> EXERCISE OBJECTIVE
Render these lines as a Markdown table with two columns, Row and Line, numbering each line and skipping any blank ones. Cover every line, and leave the pictures out of the answer.

> LISTING
************

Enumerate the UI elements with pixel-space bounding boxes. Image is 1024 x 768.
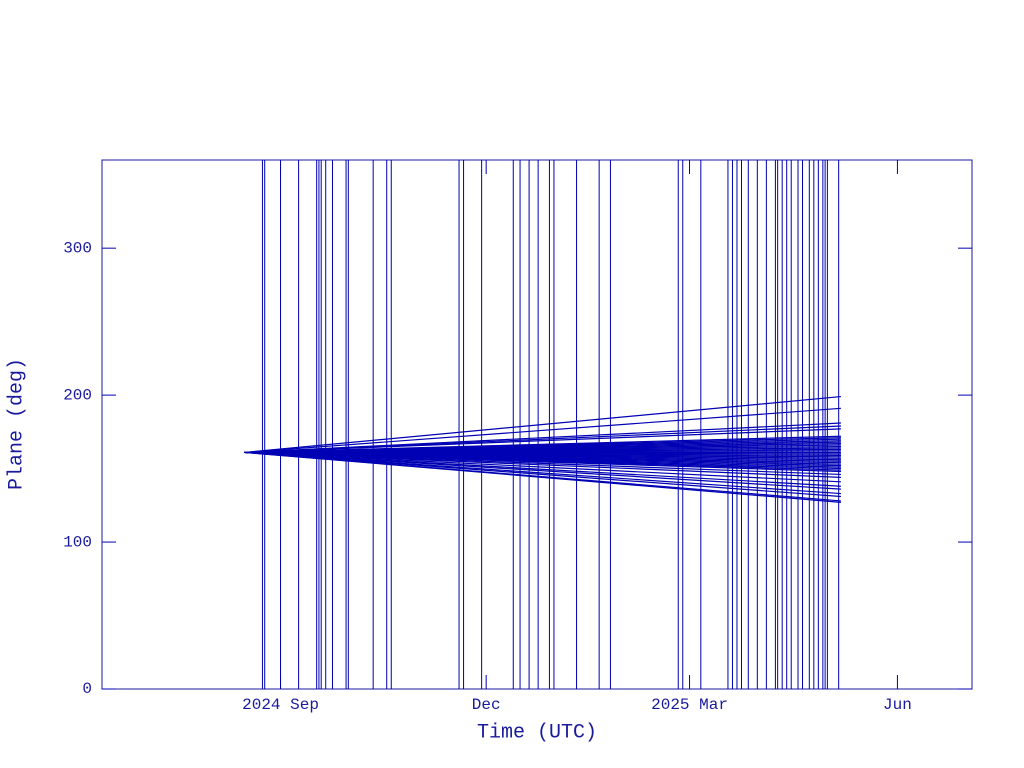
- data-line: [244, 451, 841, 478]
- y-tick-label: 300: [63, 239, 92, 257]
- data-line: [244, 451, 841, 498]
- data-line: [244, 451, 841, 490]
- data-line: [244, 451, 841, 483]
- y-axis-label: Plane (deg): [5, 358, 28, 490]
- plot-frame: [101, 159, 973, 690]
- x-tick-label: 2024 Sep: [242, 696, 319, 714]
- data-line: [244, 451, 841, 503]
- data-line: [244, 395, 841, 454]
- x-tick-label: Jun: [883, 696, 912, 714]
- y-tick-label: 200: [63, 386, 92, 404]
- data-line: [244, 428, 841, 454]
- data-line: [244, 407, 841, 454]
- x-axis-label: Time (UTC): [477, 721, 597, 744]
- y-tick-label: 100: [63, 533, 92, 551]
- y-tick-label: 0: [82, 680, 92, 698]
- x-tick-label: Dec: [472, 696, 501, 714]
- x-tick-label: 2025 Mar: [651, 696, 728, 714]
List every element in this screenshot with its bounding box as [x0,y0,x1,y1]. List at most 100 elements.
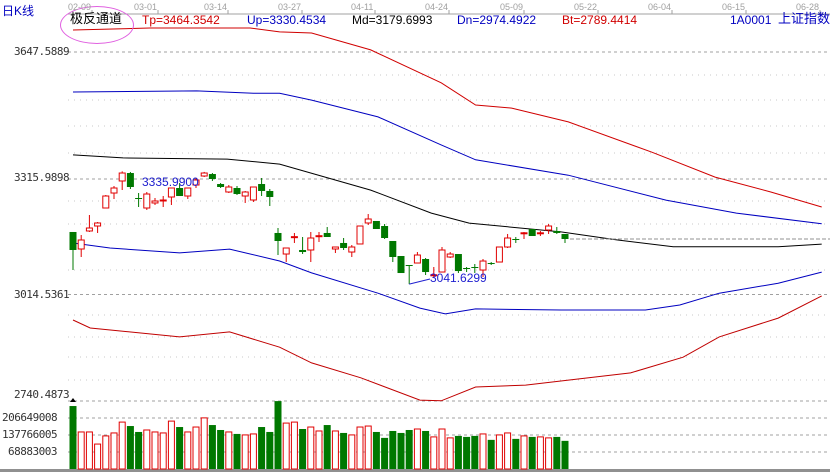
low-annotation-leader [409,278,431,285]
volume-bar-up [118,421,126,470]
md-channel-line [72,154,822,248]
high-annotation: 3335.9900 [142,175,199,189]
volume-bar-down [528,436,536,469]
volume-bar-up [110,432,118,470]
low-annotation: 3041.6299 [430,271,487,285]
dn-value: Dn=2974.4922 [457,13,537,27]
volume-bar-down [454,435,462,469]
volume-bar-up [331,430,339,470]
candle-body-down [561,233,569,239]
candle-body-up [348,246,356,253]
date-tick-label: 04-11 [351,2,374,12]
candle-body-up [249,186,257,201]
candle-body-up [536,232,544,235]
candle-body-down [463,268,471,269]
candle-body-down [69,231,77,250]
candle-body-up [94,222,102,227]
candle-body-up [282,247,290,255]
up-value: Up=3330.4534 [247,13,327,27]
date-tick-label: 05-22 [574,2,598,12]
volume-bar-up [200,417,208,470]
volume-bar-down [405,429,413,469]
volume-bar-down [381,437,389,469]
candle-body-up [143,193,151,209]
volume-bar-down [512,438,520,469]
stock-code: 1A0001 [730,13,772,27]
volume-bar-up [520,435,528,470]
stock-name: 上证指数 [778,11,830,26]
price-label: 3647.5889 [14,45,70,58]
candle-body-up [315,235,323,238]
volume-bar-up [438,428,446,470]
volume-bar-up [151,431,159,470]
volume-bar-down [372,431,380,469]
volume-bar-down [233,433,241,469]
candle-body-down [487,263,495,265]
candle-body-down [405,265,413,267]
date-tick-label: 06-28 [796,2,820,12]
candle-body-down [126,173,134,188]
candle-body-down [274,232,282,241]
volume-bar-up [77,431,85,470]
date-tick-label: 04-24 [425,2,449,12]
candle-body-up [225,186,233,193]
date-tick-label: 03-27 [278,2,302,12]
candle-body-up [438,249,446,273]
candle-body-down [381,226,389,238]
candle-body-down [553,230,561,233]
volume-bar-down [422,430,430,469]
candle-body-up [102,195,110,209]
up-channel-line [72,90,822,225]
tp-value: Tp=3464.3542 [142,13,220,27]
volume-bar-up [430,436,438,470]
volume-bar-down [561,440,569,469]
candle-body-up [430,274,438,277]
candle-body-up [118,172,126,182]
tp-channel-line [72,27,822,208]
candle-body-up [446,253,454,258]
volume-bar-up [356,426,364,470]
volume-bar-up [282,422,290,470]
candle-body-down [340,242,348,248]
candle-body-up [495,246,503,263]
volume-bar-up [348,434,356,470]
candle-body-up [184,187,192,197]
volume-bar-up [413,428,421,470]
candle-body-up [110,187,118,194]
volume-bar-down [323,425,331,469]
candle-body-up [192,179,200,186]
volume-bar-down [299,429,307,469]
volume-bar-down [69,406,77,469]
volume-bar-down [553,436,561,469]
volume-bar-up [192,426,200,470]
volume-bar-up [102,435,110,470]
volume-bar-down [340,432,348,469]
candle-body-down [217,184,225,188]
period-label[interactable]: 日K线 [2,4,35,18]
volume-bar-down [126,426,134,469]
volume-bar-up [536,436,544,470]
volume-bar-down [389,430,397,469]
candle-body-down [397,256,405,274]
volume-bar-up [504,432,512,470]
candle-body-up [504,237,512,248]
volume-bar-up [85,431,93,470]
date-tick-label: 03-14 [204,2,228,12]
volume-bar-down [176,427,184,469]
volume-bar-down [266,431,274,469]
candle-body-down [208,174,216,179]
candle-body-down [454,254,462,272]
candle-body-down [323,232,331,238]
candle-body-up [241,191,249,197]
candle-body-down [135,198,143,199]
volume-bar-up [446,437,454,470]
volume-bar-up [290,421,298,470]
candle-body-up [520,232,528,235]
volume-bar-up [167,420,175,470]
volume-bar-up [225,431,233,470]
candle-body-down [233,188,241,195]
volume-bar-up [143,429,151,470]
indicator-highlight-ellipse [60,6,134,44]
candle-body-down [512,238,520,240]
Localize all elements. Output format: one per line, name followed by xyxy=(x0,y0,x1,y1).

************

> RESPONSE TO THE EXERCISE
| Row | Line |
|---|---|
| 1 | Enumerate the UI elements with pixel-space bounding boxes. Image is 1024 x 768. |
| 2 | - data-line: [244, 451, 841, 478] |
| 3 | - y-tick-label: 300: [63, 239, 92, 257] |
| 4 | - data-line: [244, 451, 841, 498] |
| 5 | - data-line: [244, 451, 841, 490] |
| 6 | - data-line: [244, 451, 841, 483] |
| 7 | - y-axis-label: Plane (deg): [5, 358, 28, 490] |
| 8 | - plot-frame: [101, 159, 973, 690] |
| 9 | - x-tick-label: 2024 Sep: [242, 696, 319, 714] |
| 10 | - data-line: [244, 451, 841, 503] |
| 11 | - data-line: [244, 395, 841, 454] |
| 12 | - x-tick-label: Jun: [883, 696, 912, 714] |
| 13 | - y-tick-label: 200: [63, 386, 92, 404] |
| 14 | - data-line: [244, 428, 841, 454] |
| 15 | - data-line: [244, 407, 841, 454] |
| 16 | - x-axis-label: Time (UTC): [477, 721, 597, 744] |
| 17 | - y-tick-label: 100: [63, 533, 92, 551] |
| 18 | - y-tick-label: 0: [82, 680, 92, 698] |
| 19 | - x-tick-label: Dec: [472, 696, 501, 714] |
| 20 | - x-tick-label: 2025 Mar: [651, 696, 728, 714] |
| 21 | List every element in this screenshot with its bounding box as [x0,y0,x1,y1]. List at most 100 elements. |
| 22 | low-annotation-leader [409,278,431,285] |
| 23 | volume-bar-up [118,421,126,470] |
| 24 | md-channel-line [72,154,822,248] |
| 25 | high-annotation: 3335.9900 [142,175,199,189] |
| 26 | volume-bar-down [528,436,536,469] |
| 27 | volume-bar-up [110,432,118,470] |
| 28 | low-annotation: 3041.6299 [430,271,487,285] |
| 29 | dn-value: Dn=2974.4922 [457,13,537,27] |
| 30 | volume-bar-down [454,435,462,469] |
| 31 | volume-bar-up [331,430,339,470] |
| 32 | candle-body-down [561,233,569,239] |
| 33 | candle-body-up [348,246,356,253] |
| 34 | date-tick-label: 04-11 [351,2,374,12] |
| 35 | candle-body-up [249,186,257,201] |
| 36 | candle-body-up [536,232,544,235] |
| 37 | candle-body-down [463,268,471,269] |
| 38 | candle-body-down [69,231,77,250] |
| 39 | candle-body-up [94,222,102,227] |
| 40 | candle-body-up [282,247,290,255] |
| 41 | up-value: Up=3330.4534 [247,13,327,27] |
| 42 | date-tick-label: 05-22 [574,2,598,12] |
| 43 | volume-bar-up [200,417,208,470] |
| 44 | volume-bar-down [405,429,413,469] |
| 45 | volume-bar-down [381,437,389,469] |
| 46 | candle-body-up [143,193,151,209] |
| 47 | volume-bar-down [512,438,520,469] |
| 48 | stock-code: 1A0001 [730,13,772,27] |
| 49 | volume-bar-up [520,435,528,470] |
| 50 | stock-name: 上证指数 [778,11,830,26] |
| 51 | price-label: 3647.5889 [14,45,70,58] |
| 52 | candle-body-up [315,235,323,238] |
| 53 | volume-bar-up [438,428,446,470] |
| 54 | volume-bar-up [151,431,159,470] |
| 55 | volume-bar-down [372,431,380,469] |
| 56 | volume-bar-down [233,433,241,469] |
| 57 | candle-body-down [487,263,495,265] |
| 58 | candle-body-down [405,265,413,267] |
| 59 | date-tick-label: 06-28 [796,2,820,12] |
| 60 | candle-body-down [126,173,134,188] |
| 61 | candle-body-down [274,232,282,241] |
| 62 | volume-bar-up [77,431,85,470] |
| 63 | date-tick-label: 04-24 [425,2,449,12] |
| 64 | candle-body-up [225,186,233,193] |
| 65 | date-tick-label: 03-27 [278,2,302,12] |
| 66 | candle-body-up [438,249,446,273] |
| 67 | candle-body-down [381,226,389,238] |
| 68 | candle-body-down [553,230,561,233] |
| 69 | volume-bar-down [422,430,430,469] |
| 70 | candle-body-up [102,195,110,209] |
| 71 | up-channel-line [72,90,822,225] |
| 72 | tp-value: Tp=3464.3542 [142,13,220,27] |
| 73 | volume-bar-up [430,436,438,470] |
| 74 | volume-bar-down [561,440,569,469] |
| 75 | candle-body-up [430,274,438,277] |
| 76 | candle-body-up [118,172,126,182] |
| 77 | tp-channel-line [72,27,822,208] |
| 78 | candle-body-up [446,253,454,258] |
| 79 | volume-bar-up [356,426,364,470] |
| 80 | volume-bar-up [282,422,290,470] |
| 81 | candle-body-down [340,242,348,248] |
| 82 | candle-body-up [495,246,503,263] |
| 83 | volume-bar-up [348,434,356,470] |
| 84 | candle-body-up [184,187,192,197] |
| 85 | volume-bar-up [413,428,421,470] |
| 86 | candle-body-up [110,187,118,194] |
| 87 | volume-bar-down [323,425,331,469] |
| 88 | candle-body-up [192,179,200,186] |
| 89 | volume-bar-down [299,429,307,469] |
| 90 | volume-bar-down [69,406,77,469] |
| 91 | volume-bar-down [553,436,561,469] |
| 92 | volume-bar-up [192,426,200,470] |
| 93 | volume-bar-up [102,435,110,470] |
| 94 | volume-bar-down [340,432,348,469] |
| 95 | candle-body-down [217,184,225,188] |
| 96 | period-label[interactable]: 日K线 [2,4,35,18] |
| 97 | volume-bar-down [126,426,134,469] |
| 98 | volume-bar-up [536,436,544,470] |
| 99 | volume-bar-down [389,430,397,469] |
| 100 | candle-body-down [397,256,405,274] |
| 101 | volume-bar-up [504,432,512,470] |
| 102 | candle-body-up [504,237,512,248] |
| 103 | volume-bar-up [85,431,93,470] |
| 104 | date-tick-label: 03-14 [204,2,228,12] |
| 105 | volume-bar-down [176,427,184,469] |
| 106 | volume-bar-down [266,431,274,469] |
| 107 | candle-body-down [208,174,216,179] |
| 108 | candle-body-down [454,254,462,272] |
| 109 | candle-body-down [323,232,331,238] |
| 110 | candle-body-up [241,191,249,197] |
| 111 | candle-body-down [135,198,143,199] |
| 112 | volume-bar-up [446,437,454,470] |
| 113 | volume-bar-up [290,421,298,470] |
| 114 | candle-body-up [520,232,528,235] |
| 115 | volume-bar-up [167,420,175,470] |
| 116 | volume-bar-up [225,431,233,470] |
| 117 | candle-body-down [233,188,241,195] |
| 118 | volume-bar-up [143,429,151,470] |
| 119 | indicator-highlight-ellipse [60,6,134,44] |
| 120 | candle-body-down [512,238,520,240] |
| 121 | Localize all elements. Output format: one per line, name followed by xyxy=(x0,y0,x1,y1). |